__REQUIRED WORK__
Restate every line of the material, word for word.

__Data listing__
........

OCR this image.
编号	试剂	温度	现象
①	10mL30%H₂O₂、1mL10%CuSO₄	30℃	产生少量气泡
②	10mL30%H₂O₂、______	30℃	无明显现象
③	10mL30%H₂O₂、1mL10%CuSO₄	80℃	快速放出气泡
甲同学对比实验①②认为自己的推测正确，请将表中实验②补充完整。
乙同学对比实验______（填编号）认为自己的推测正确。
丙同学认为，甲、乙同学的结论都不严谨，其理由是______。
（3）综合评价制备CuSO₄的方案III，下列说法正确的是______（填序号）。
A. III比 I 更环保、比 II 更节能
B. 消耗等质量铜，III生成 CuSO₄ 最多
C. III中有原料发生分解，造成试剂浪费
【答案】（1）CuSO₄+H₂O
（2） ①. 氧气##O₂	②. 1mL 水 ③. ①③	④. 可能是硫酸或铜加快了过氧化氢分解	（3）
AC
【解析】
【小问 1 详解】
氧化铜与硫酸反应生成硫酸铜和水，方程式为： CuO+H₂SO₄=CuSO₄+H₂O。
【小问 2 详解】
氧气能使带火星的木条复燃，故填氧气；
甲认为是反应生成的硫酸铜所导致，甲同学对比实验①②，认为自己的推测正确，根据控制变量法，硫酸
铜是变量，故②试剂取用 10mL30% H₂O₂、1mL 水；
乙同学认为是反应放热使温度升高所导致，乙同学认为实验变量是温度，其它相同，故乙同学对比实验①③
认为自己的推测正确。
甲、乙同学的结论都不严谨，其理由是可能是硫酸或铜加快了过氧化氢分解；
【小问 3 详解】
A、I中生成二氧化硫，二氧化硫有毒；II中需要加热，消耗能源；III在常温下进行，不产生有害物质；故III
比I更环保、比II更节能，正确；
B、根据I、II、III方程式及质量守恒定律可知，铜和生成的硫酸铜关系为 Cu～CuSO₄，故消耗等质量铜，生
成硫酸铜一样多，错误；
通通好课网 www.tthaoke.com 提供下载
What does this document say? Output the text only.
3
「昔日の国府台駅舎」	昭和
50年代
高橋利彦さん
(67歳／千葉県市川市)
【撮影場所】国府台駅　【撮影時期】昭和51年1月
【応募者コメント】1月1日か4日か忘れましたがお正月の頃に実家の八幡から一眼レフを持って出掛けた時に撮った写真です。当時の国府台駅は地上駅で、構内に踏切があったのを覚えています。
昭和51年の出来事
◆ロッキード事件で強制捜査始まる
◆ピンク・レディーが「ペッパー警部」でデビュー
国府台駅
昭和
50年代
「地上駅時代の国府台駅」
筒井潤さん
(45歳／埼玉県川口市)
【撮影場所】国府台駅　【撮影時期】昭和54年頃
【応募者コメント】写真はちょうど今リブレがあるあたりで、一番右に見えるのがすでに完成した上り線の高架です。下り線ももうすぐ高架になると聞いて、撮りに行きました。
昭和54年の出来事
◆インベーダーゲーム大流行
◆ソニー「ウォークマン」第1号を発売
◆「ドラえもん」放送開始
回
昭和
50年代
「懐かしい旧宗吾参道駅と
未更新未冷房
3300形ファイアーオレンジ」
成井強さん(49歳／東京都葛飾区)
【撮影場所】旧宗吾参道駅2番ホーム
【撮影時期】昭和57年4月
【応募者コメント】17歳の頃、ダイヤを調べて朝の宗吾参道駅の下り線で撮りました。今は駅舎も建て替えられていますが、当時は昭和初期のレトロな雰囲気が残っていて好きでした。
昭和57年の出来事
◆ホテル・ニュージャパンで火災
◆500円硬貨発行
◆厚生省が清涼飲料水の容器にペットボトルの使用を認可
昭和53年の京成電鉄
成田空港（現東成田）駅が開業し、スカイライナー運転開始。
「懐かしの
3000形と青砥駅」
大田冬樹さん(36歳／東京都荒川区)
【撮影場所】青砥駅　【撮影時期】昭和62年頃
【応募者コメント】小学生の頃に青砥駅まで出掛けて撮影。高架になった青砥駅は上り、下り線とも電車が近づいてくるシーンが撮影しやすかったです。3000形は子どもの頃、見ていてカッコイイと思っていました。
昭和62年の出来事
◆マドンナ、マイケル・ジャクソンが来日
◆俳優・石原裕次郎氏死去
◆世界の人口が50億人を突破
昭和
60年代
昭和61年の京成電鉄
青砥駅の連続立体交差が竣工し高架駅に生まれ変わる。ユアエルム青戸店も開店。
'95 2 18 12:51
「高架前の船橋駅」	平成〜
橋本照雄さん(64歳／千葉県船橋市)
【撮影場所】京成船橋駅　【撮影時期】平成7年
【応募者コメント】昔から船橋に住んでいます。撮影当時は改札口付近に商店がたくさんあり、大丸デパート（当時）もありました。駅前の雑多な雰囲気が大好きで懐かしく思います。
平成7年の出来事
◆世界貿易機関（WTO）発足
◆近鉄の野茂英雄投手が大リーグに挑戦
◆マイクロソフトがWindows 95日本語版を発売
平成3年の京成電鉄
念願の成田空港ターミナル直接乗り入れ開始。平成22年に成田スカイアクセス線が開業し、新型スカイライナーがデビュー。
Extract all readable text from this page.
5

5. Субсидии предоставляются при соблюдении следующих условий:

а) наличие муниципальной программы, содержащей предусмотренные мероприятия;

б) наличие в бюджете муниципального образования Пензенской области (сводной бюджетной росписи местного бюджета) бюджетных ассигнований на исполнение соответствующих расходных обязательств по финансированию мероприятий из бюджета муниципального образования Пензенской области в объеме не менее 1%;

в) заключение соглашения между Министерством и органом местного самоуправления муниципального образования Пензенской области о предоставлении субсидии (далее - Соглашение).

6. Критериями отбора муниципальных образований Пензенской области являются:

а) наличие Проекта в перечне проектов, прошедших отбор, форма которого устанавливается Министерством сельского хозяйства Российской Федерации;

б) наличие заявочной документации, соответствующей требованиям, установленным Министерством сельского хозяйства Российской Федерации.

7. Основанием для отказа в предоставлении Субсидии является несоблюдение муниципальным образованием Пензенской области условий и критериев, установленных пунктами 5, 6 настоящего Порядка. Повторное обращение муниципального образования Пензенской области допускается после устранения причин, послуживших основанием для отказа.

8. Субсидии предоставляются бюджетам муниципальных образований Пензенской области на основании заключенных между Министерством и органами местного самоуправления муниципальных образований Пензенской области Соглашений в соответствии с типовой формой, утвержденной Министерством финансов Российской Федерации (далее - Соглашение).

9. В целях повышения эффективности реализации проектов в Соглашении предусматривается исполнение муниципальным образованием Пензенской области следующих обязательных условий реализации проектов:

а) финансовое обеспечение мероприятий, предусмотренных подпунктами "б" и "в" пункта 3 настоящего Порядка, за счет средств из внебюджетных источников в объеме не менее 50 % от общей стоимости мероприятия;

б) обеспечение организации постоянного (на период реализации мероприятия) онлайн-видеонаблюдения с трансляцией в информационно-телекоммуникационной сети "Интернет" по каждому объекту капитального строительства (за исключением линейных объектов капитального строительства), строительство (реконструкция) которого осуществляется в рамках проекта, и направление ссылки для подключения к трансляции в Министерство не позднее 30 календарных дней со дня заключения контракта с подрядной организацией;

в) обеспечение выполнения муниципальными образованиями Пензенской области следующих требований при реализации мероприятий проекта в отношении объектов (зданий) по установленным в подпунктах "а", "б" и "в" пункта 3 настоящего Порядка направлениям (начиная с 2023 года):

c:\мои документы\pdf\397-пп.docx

........

__RIGHT ANSWER__
OCR this image.
编号	试剂	温度	现象
①	10mL30%H₂O₂、1mL10%CuSO₄	30℃	产生少量气泡
②	10mL30%H₂O₂、______	30℃	无明显现象
③	10mL30%H₂O₂、1mL10%CuSO₄	80℃	快速放出气泡
甲同学对比实验①②认为自己的推测正确，请将表中实验②补充完整。
乙同学对比实验______（填编号）认为自己的推测正确。
丙同学认为，甲、乙同学的结论都不严谨，其理由是______。
（3）综合评价制备CuSO₄的方案III，下列说法正确的是______（填序号）。
A. III比 I 更环保、比 II 更节能
B. 消耗等质量铜，III生成 CuSO₄ 最多
C. III中有原料发生分解，造成试剂浪费
【答案】（1）CuSO₄+H₂O
（2） ①. 氧气##O₂	②. 1mL 水 ③. ①③	④. 可能是硫酸或铜加快了过氧化氢分解	（3）
AC
【解析】
【小问 1 详解】
氧化铜与硫酸反应生成硫酸铜和水，方程式为： CuO+H₂SO₄=CuSO₄+H₂O。
【小问 2 详解】
氧气能使带火星的木条复燃，故填氧气；
甲认为是反应生成的硫酸铜所导致，甲同学对比实验①②，认为自己的推测正确，根据控制变量法，硫酸
铜是变量，故②试剂取用 10mL30% H₂O₂、1mL 水；
乙同学认为是反应放热使温度升高所导致，乙同学认为实验变量是温度，其它相同，故乙同学对比实验①③
认为自己的推测正确。
甲、乙同学的结论都不严谨，其理由是可能是硫酸或铜加快了过氧化氢分解；
【小问 3 详解】
A、I中生成二氧化硫，二氧化硫有毒；II中需要加热，消耗能源；III在常温下进行，不产生有害物质；故III
比I更环保、比II更节能，正确；
B、根据I、II、III方程式及质量守恒定律可知，铜和生成的硫酸铜关系为 Cu～CuSO₄，故消耗等质量铜，生
成硫酸铜一样多，错误；
通通好课网 www.tthaoke.com 提供下载
What does this document say? Output the text only.
3
「昔日の国府台駅舎」	昭和
50年代
高橋利彦さん
(67歳／千葉県市川市)
【撮影場所】国府台駅　【撮影時期】昭和51年1月
【応募者コメント】1月1日か4日か忘れましたがお正月の頃に実家の八幡から一眼レフを持って出掛けた時に撮った写真です。当時の国府台駅は地上駅で、構内に踏切があったのを覚えています。
昭和51年の出来事
◆ロッキード事件で強制捜査始まる
◆ピンク・レディーが「ペッパー警部」でデビュー
国府台駅
昭和
50年代
「地上駅時代の国府台駅」
筒井潤さん
(45歳／埼玉県川口市)
【撮影場所】国府台駅　【撮影時期】昭和54年頃
【応募者コメント】写真はちょうど今リブレがあるあたりで、一番右に見えるのがすでに完成した上り線の高架です。下り線ももうすぐ高架になると聞いて、撮りに行きました。
昭和54年の出来事
◆インベーダーゲーム大流行
◆ソニー「ウォークマン」第1号を発売
◆「ドラえもん」放送開始
回
昭和
50年代
「懐かしい旧宗吾参道駅と
未更新未冷房
3300形ファイアーオレンジ」
成井強さん(49歳／東京都葛飾区)
【撮影場所】旧宗吾参道駅2番ホーム
【撮影時期】昭和57年4月
【応募者コメント】17歳の頃、ダイヤを調べて朝の宗吾参道駅の下り線で撮りました。今は駅舎も建て替えられていますが、当時は昭和初期のレトロな雰囲気が残っていて好きでした。
昭和57年の出来事
◆ホテル・ニュージャパンで火災
◆500円硬貨発行
◆厚生省が清涼飲料水の容器にペットボトルの使用を認可
昭和53年の京成電鉄
成田空港（現東成田）駅が開業し、スカイライナー運転開始。
「懐かしの
3000形と青砥駅」
大田冬樹さん(36歳／東京都荒川区)
【撮影場所】青砥駅　【撮影時期】昭和62年頃
【応募者コメント】小学生の頃に青砥駅まで出掛けて撮影。高架になった青砥駅は上り、下り線とも電車が近づいてくるシーンが撮影しやすかったです。3000形は子どもの頃、見ていてカッコイイと思っていました。
昭和62年の出来事
◆マドンナ、マイケル・ジャクソンが来日
◆俳優・石原裕次郎氏死去
◆世界の人口が50億人を突破
昭和
60年代
昭和61年の京成電鉄
青砥駅の連続立体交差が竣工し高架駅に生まれ変わる。ユアエルム青戸店も開店。
'95 2 18 12:51
「高架前の船橋駅」	平成〜
橋本照雄さん(64歳／千葉県船橋市)
【撮影場所】京成船橋駅　【撮影時期】平成7年
【応募者コメント】昔から船橋に住んでいます。撮影当時は改札口付近に商店がたくさんあり、大丸デパート（当時）もありました。駅前の雑多な雰囲気が大好きで懐かしく思います。
平成7年の出来事
◆世界貿易機関（WTO）発足
◆近鉄の野茂英雄投手が大リーグに挑戦
◆マイクロソフトがWindows 95日本語版を発売
平成3年の京成電鉄
念願の成田空港ターミナル直接乗り入れ開始。平成22年に成田スカイアクセス線が開業し、新型スカイライナーがデビュー。
Extract all readable text from this page.
5

5. Субсидии предоставляются при соблюдении следующих условий:

а) наличие муниципальной программы, содержащей предусмотренные мероприятия;

б) наличие в бюджете муниципального образования Пензенской области (сводной бюджетной росписи местного бюджета) бюджетных ассигнований на исполнение соответствующих расходных обязательств по финансированию мероприятий из бюджета муниципального образования Пензенской области в объеме не менее 1%;

в) заключение соглашения между Министерством и органом местного самоуправления муниципального образования Пензенской области о предоставлении субсидии (далее - Соглашение).

6. Критериями отбора муниципальных образований Пензенской области являются:

а) наличие Проекта в перечне проектов, прошедших отбор, форма которого устанавливается Министерством сельского хозяйства Российской Федерации;

б) наличие заявочной документации, соответствующей требованиям, установленным Министерством сельского хозяйства Российской Федерации.

7. Основанием для отказа в предоставлении Субсидии является несоблюдение муниципальным образованием Пензенской области условий и критериев, установленных пунктами 5, 6 настоящего Порядка. Повторное обращение муниципального образования Пензенской области допускается после устранения причин, послуживших основанием для отказа.

8. Субсидии предоставляются бюджетам муниципальных образований Пензенской области на основании заключенных между Министерством и органами местного самоуправления муниципальных образований Пензенской области Соглашений в соответствии с типовой формой, утвержденной Министерством финансов Российской Федерации (далее - Соглашение).

9. В целях повышения эффективности реализации проектов в Соглашении предусматривается исполнение муниципальным образованием Пензенской области следующих обязательных условий реализации проектов:

а) финансовое обеспечение мероприятий, предусмотренных подпунктами "б" и "в" пункта 3 настоящего Порядка, за счет средств из внебюджетных источников в объеме не менее 50 % от общей стоимости мероприятия;

б) обеспечение организации постоянного (на период реализации мероприятия) онлайн-видеонаблюдения с трансляцией в информационно-телекоммуникационной сети "Интернет" по каждому объекту капитального строительства (за исключением линейных объектов капитального строительства), строительство (реконструкция) которого осуществляется в рамках проекта, и направление ссылки для подключения к трансляции в Министерство не позднее 30 календарных дней со дня заключения контракта с подрядной организацией;

в) обеспечение выполнения муниципальными образованиями Пензенской области следующих требований при реализации мероприятий проекта в отношении объектов (зданий) по установленным в подпунктах "а", "б" и "в" пункта 3 настоящего Порядка направлениям (начиная с 2023 года):

c:\мои документы\pdf\397-пп.docx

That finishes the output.